--- START OF LISTED ENTRIES ---
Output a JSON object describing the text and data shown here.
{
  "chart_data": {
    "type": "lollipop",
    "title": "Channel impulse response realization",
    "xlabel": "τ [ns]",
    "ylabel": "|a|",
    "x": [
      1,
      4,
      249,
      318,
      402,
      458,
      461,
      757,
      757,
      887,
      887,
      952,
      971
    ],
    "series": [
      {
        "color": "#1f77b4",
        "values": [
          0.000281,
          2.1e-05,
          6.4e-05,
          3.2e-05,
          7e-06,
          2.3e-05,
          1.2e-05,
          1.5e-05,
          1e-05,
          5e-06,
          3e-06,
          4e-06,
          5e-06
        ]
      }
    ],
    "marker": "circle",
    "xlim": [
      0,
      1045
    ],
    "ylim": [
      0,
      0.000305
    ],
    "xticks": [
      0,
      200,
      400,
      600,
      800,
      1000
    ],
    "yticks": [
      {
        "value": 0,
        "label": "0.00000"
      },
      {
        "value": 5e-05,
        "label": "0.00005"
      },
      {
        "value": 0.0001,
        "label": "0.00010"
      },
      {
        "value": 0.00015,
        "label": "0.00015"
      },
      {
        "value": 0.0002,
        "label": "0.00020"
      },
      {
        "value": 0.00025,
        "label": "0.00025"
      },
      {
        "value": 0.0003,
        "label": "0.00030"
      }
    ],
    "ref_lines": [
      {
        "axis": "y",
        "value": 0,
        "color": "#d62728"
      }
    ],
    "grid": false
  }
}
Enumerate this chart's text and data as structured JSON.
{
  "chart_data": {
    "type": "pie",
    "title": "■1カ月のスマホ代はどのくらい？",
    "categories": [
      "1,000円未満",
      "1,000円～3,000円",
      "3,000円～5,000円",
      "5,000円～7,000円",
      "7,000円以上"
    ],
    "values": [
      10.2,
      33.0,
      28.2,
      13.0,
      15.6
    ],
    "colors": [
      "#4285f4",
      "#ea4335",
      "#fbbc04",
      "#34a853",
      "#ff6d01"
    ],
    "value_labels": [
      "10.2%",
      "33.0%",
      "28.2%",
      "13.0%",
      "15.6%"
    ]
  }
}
--- END OF LISTED ENTRIES ---
● THE PROBLEM: Copy out each record from above, exactly.

● WRITTEN RESPONSE:
Output a JSON object describing the text and data shown here.
{
  "chart_data": {
    "type": "lollipop",
    "title": "Channel impulse response realization",
    "xlabel": "τ [ns]",
    "ylabel": "|a|",
    "x": [
      1,
      4,
      249,
      318,
      402,
      458,
      461,
      757,
      757,
      887,
      887,
      952,
      971
    ],
    "series": [
      {
        "color": "#1f77b4",
        "values": [
          0.000281,
          2.1e-05,
          6.4e-05,
          3.2e-05,
          7e-06,
          2.3e-05,
          1.2e-05,
          1.5e-05,
          1e-05,
          5e-06,
          3e-06,
          4e-06,
          5e-06
        ]
      }
    ],
    "marker": "circle",
    "xlim": [
      0,
      1045
    ],
    "ylim": [
      0,
      0.000305
    ],
    "xticks": [
      0,
      200,
      400,
      600,
      800,
      1000
    ],
    "yticks": [
      {
        "value": 0,
        "label": "0.00000"
      },
      {
        "value": 5e-05,
        "label": "0.00005"
      },
      {
        "value": 0.0001,
        "label": "0.00010"
      },
      {
        "value": 0.00015,
        "label": "0.00015"
      },
      {
        "value": 0.0002,
        "label": "0.00020"
      },
      {
        "value": 0.00025,
        "label": "0.00025"
      },
      {
        "value": 0.0003,
        "label": "0.00030"
      }
    ],
    "ref_lines": [
      {
        "axis": "y",
        "value": 0,
        "color": "#d62728"
      }
    ],
    "grid": false
  }
}
Enumerate this chart's text and data as structured JSON.
{
  "chart_data": {
    "type": "pie",
    "title": "■1カ月のスマホ代はどのくらい？",
    "categories": [
      "1,000円未満",
      "1,000円～3,000円",
      "3,000円～5,000円",
      "5,000円～7,000円",
      "7,000円以上"
    ],
    "values": [
      10.2,
      33.0,
      28.2,
      13.0,
      15.6
    ],
    "colors": [
      "#4285f4",
      "#ea4335",
      "#fbbc04",
      "#34a853",
      "#ff6d01"
    ],
    "value_labels": [
      "10.2%",
      "33.0%",
      "28.2%",
      "13.0%",
      "15.6%"
    ]
  }
}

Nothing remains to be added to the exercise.